● **Estratto selezionato**:

Sentenza di Cassazione Penale Sez. 4 Num. 107 Anno 2023
Penale Sent. Sez. 4 Num. 107 Anno 2023
Presidente: COGNOME NOME
Relatore: COGNOME NOME
Data Udienza: 02/11/2022
SENTENZA
sul ricorso proposto da:
NOME nato a TORINO il DATA_NASCITA
avverso la sentenza del 15/02/2022 del GIUDICE UDIENZA PRELIMINARE di TORINO
udita la relazione svolta dal Consigliere NOME COGNOME;
lette le conclusioni del PG
RITENUTO IN FATTO E CONSIDERATO IN DIRITTO
Il Tribunale di Torino il 15.2.2022 ha applicato ai sensi dell’art. 444 cod. proc. pen. a NOME la pena concordata con il P.M. in relazione al reato di illecita detenzione di complessivi gr. 3.896,9 di sostanza stupefacente del tipo hashish; per quanto in questa sede rileva, ha disposto la confisca del denaro in sequestro.
Ricorre per la cassazione della sentenza l’imputato, tramite difensore, lamentando vizio di motivazione in ordine alla confisca del denaro.

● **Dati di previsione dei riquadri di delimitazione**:
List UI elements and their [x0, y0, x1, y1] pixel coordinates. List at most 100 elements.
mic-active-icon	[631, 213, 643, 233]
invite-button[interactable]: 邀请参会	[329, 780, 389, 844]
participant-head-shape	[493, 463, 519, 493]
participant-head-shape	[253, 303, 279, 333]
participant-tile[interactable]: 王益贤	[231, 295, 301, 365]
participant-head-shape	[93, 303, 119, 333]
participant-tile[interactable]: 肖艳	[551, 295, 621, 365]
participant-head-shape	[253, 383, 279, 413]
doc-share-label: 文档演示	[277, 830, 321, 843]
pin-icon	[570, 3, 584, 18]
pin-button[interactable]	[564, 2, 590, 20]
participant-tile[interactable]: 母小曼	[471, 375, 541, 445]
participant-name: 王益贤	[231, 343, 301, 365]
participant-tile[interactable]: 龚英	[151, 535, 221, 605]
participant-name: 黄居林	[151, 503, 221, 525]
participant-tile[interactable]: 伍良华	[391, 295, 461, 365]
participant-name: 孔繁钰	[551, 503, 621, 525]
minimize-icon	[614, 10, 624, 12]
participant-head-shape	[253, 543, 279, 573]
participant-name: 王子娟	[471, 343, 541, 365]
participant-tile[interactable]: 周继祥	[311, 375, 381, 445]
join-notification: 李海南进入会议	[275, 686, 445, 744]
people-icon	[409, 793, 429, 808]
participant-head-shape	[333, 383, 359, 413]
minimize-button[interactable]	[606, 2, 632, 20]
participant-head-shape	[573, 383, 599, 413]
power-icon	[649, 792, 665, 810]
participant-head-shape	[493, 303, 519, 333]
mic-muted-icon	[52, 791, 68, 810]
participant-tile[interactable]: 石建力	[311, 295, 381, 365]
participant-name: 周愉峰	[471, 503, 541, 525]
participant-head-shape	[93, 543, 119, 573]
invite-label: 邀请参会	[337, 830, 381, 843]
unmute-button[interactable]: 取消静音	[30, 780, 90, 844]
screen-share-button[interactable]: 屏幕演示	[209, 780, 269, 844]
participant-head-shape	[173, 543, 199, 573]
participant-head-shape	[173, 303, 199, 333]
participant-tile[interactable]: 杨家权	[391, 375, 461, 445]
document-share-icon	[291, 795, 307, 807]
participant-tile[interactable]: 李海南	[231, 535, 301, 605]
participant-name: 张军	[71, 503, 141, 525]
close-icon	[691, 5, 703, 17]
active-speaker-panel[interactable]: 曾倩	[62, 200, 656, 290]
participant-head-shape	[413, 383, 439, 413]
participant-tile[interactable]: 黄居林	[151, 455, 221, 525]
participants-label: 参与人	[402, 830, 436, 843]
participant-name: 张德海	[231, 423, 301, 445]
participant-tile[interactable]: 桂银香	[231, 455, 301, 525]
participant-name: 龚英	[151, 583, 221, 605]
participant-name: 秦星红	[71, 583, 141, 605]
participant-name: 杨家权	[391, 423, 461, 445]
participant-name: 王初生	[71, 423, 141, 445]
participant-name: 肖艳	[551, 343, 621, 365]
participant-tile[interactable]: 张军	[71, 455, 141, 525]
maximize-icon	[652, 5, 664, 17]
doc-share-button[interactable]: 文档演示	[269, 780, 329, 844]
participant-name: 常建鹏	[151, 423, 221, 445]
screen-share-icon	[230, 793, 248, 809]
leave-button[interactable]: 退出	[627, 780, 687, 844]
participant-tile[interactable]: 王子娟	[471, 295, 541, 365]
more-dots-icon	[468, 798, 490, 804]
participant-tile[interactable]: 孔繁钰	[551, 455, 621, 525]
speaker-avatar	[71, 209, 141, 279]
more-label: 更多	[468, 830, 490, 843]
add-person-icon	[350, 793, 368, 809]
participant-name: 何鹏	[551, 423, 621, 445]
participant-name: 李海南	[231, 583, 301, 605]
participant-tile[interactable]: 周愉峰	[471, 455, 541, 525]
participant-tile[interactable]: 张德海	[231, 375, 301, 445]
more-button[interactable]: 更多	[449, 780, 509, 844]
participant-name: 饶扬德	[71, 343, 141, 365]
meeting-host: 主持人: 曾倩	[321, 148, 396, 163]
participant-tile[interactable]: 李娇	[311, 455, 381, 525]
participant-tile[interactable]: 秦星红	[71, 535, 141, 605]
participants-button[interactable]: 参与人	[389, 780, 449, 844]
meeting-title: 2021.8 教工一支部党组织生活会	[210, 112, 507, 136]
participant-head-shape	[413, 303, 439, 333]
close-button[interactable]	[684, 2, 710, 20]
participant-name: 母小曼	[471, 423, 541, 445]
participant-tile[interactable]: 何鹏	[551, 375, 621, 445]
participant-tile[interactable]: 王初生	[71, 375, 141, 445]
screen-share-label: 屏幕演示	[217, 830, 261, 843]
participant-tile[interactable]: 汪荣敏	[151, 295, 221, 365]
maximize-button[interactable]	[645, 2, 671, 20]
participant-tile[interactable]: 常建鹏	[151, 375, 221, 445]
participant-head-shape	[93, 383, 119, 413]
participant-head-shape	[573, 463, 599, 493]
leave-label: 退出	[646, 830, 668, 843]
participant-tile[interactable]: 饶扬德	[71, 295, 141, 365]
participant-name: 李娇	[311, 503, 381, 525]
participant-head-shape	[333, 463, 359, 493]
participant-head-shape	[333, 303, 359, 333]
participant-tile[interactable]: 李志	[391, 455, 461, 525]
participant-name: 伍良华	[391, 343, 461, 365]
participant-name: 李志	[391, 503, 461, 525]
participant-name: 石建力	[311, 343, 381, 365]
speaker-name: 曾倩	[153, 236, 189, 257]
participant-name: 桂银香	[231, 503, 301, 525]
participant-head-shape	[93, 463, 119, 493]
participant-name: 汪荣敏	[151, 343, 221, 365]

● **Compito**: Citi il passo della sentenza che va dalle parole "Sentenza di Cassazione" fino alle parole "denaro in sequestro.", entrambe comprese.

● **Risposta**:
Sentenza di Cassazione Penale Sez. 4 Num. 107 Anno 2023
Penale Sent. Sez. 4 Num. 107 Anno 2023
Presidente: COGNOME NOME
Relatore: COGNOME NOME
Data Udienza: 02/11/2022
SENTENZA
sul ricorso proposto da:
NOME nato a TORINO il DATA_NASCITA
avverso la sentenza del 15/02/2022 del GIUDICE UDIENZA PRELIMINARE di TORINO
udita la relazione svolta dal Consigliere NOME COGNOME;
lette le conclusioni del PG
RITENUTO IN FATTO E CONSIDERATO IN DIRITTO
Il Tribunale di Torino il 15.2.2022 ha applicato ai sensi dell’art. 444 cod. proc. pen. a NOME la pena concordata con il P.M. in relazione al reato di illecita detenzione di complessivi gr. 3.896,9 di sostanza stupefacente del tipo hashish; per quanto in questa sede rileva, ha disposto la confisca del denaro in sequestro.